PROBLEM TO WORK ON: Write out the records that appear below, verbatim and complete, but without pictures.

## Begin SOURCE DATA

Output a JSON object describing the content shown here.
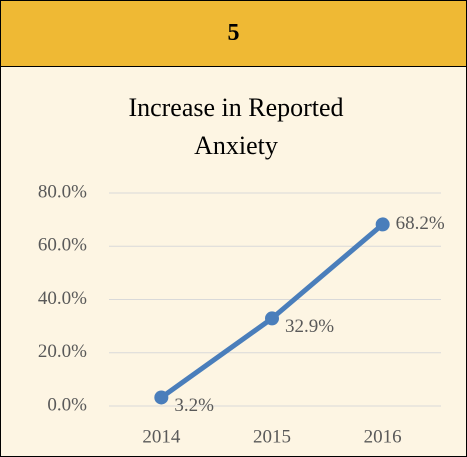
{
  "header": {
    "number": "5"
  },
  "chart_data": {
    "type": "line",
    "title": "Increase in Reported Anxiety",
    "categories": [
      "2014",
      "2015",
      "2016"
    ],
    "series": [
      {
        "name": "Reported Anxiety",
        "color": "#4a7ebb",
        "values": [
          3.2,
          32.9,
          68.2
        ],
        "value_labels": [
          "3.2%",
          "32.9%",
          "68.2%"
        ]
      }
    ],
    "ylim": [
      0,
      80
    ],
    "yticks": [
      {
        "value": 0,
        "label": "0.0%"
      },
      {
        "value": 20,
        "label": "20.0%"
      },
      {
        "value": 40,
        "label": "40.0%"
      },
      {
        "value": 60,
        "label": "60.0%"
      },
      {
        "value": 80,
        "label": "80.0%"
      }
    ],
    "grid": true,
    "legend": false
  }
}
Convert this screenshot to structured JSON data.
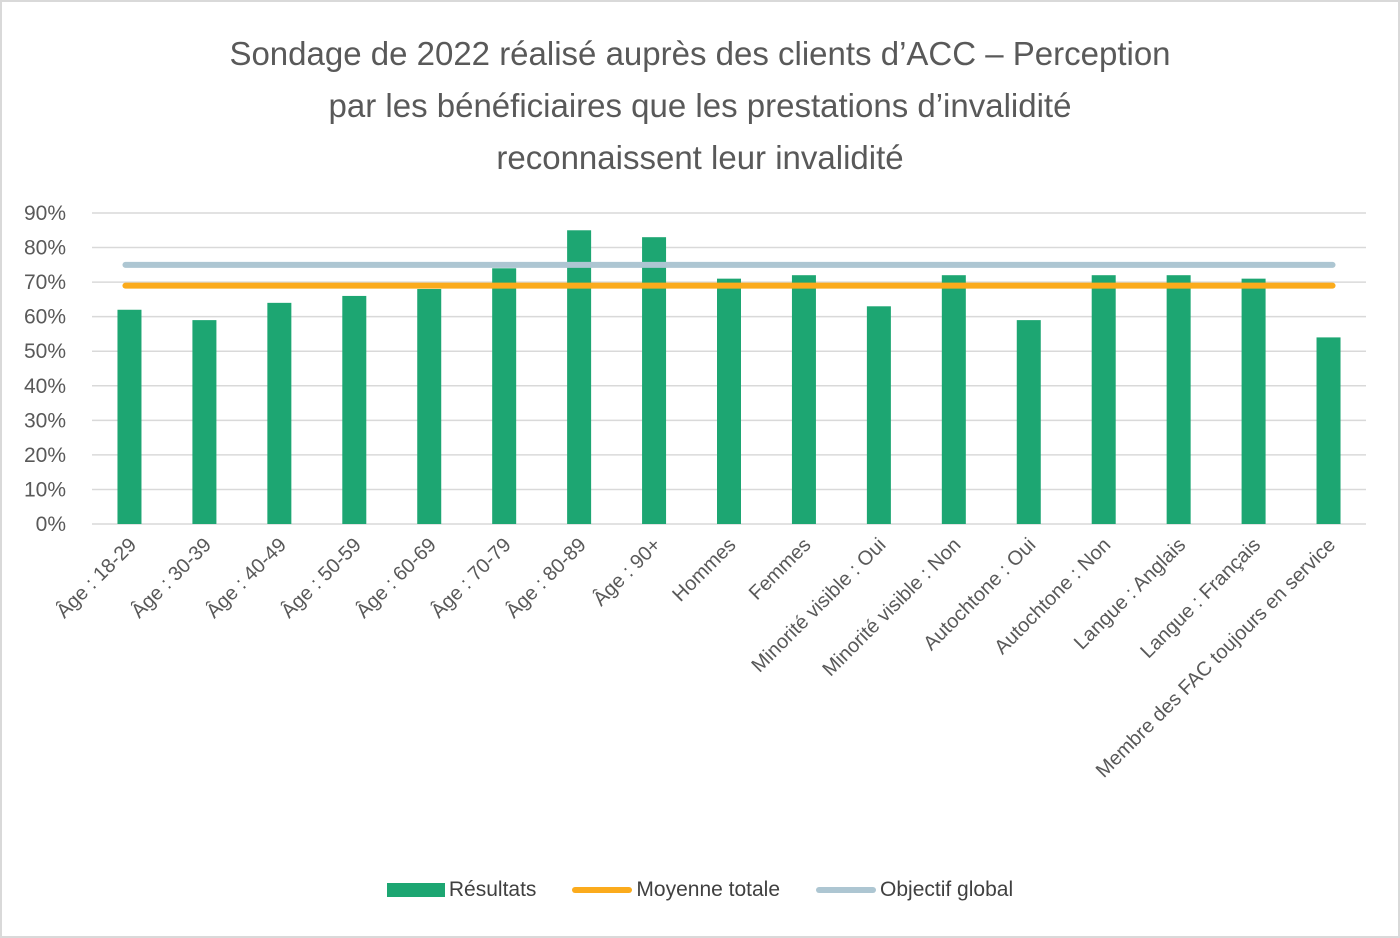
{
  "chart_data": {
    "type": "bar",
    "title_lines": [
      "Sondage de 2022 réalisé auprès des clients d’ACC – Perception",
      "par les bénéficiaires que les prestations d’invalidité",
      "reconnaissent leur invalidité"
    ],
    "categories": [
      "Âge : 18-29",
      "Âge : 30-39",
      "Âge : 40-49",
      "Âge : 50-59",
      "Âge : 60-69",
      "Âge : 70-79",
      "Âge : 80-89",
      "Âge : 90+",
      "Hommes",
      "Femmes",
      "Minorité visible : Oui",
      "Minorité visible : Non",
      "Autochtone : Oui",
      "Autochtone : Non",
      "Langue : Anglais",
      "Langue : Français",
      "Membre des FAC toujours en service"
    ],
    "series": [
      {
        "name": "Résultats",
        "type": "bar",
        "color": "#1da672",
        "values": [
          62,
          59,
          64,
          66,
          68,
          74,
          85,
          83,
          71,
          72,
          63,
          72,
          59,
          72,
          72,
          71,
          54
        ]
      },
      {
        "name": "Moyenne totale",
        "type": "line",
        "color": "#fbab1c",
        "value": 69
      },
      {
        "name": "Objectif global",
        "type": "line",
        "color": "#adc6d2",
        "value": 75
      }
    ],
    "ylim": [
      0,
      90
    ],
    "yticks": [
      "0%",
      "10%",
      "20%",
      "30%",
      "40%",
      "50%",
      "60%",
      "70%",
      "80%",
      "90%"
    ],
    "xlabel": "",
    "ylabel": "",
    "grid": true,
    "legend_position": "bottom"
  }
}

## End SOURCE DATA

ANSWER TO THIS PROBLEM:
Output a JSON object describing the content shown here.
{
  "header": {
    "number": "5"
  },
  "chart_data": {
    "type": "line",
    "title": "Increase in Reported Anxiety",
    "categories": [
      "2014",
      "2015",
      "2016"
    ],
    "series": [
      {
        "name": "Reported Anxiety",
        "color": "#4a7ebb",
        "values": [
          3.2,
          32.9,
          68.2
        ],
        "value_labels": [
          "3.2%",
          "32.9%",
          "68.2%"
        ]
      }
    ],
    "ylim": [
      0,
      80
    ],
    "yticks": [
      {
        "value": 0,
        "label": "0.0%"
      },
      {
        "value": 20,
        "label": "20.0%"
      },
      {
        "value": 40,
        "label": "40.0%"
      },
      {
        "value": 60,
        "label": "60.0%"
      },
      {
        "value": 80,
        "label": "80.0%"
      }
    ],
    "grid": true,
    "legend": false
  }
}
Convert this screenshot to structured JSON data.
{
  "chart_data": {
    "type": "bar",
    "title_lines": [
      "Sondage de 2022 réalisé auprès des clients d’ACC – Perception",
      "par les bénéficiaires que les prestations d’invalidité",
      "reconnaissent leur invalidité"
    ],
    "categories": [
      "Âge : 18-29",
      "Âge : 30-39",
      "Âge : 40-49",
      "Âge : 50-59",
      "Âge : 60-69",
      "Âge : 70-79",
      "Âge : 80-89",
      "Âge : 90+",
      "Hommes",
      "Femmes",
      "Minorité visible : Oui",
      "Minorité visible : Non",
      "Autochtone : Oui",
      "Autochtone : Non",
      "Langue : Anglais",
      "Langue : Français",
      "Membre des FAC toujours en service"
    ],
    "series": [
      {
        "name": "Résultats",
        "type": "bar",
        "color": "#1da672",
        "values": [
          62,
          59,
          64,
          66,
          68,
          74,
          85,
          83,
          71,
          72,
          63,
          72,
          59,
          72,
          72,
          71,
          54
        ]
      },
      {
        "name": "Moyenne totale",
        "type": "line",
        "color": "#fbab1c",
        "value": 69
      },
      {
        "name": "Objectif global",
        "type": "line",
        "color": "#adc6d2",
        "value": 75
      }
    ],
    "ylim": [
      0,
      90
    ],
    "yticks": [
      "0%",
      "10%",
      "20%",
      "30%",
      "40%",
      "50%",
      "60%",
      "70%",
      "80%",
      "90%"
    ],
    "xlabel": "",
    "ylabel": "",
    "grid": true,
    "legend_position": "bottom"
  }
}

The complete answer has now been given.